▶ **DATA SUPPLIED**:
[Begin]

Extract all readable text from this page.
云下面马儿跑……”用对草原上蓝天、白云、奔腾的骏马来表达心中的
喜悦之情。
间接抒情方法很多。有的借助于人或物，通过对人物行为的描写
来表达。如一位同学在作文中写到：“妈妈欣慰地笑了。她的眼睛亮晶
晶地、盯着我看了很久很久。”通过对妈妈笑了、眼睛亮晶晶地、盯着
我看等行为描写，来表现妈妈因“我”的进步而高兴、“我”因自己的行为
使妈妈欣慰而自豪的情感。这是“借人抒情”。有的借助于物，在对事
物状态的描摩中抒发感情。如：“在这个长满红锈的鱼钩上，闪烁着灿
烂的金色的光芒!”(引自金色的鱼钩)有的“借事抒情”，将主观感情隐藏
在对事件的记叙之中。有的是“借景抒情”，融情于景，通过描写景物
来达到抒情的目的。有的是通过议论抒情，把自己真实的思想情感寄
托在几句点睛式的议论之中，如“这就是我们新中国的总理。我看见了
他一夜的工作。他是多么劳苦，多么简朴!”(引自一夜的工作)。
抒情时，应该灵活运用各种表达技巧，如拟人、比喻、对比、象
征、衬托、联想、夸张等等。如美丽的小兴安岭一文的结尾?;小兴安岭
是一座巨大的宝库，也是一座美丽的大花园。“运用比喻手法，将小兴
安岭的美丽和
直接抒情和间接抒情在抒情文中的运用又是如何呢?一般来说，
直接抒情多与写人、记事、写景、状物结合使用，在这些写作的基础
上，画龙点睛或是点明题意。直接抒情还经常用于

[End]

▶ **BRIEF**: All of the data shown above must be copied exactly.

▶ **EXERCISE ANSWER**:
Extract all readable text from this page.
云下面马儿跑……”用对草原上蓝天、白云、奔腾的骏马来表达心中的
喜悦之情。
间接抒情方法很多。有的借助于人或物，通过对人物行为的描写
来表达。如一位同学在作文中写到：“妈妈欣慰地笑了。她的眼睛亮晶
晶地、盯着我看了很久很久。”通过对妈妈笑了、眼睛亮晶晶地、盯着
我看等行为描写，来表现妈妈因“我”的进步而高兴、“我”因自己的行为
使妈妈欣慰而自豪的情感。这是“借人抒情”。有的借助于物，在对事
物状态的描摩中抒发感情。如：“在这个长满红锈的鱼钩上，闪烁着灿
烂的金色的光芒!”(引自金色的鱼钩)有的“借事抒情”，将主观感情隐藏
在对事件的记叙之中。有的是“借景抒情”，融情于景，通过描写景物
来达到抒情的目的。有的是通过议论抒情，把自己真实的思想情感寄
托在几句点睛式的议论之中，如“这就是我们新中国的总理。我看见了
他一夜的工作。他是多么劳苦，多么简朴!”(引自一夜的工作)。
抒情时，应该灵活运用各种表达技巧，如拟人、比喻、对比、象
征、衬托、联想、夸张等等。如美丽的小兴安岭一文的结尾?;小兴安岭
是一座巨大的宝库，也是一座美丽的大花园。“运用比喻手法，将小兴
安岭的美丽和
直接抒情和间接抒情在抒情文中的运用又是如何呢?一般来说，
直接抒情多与写人、记事、写景、状物结合使用，在这些写作的基础
上，画龙点睛或是点明题意。直接抒情还经常用于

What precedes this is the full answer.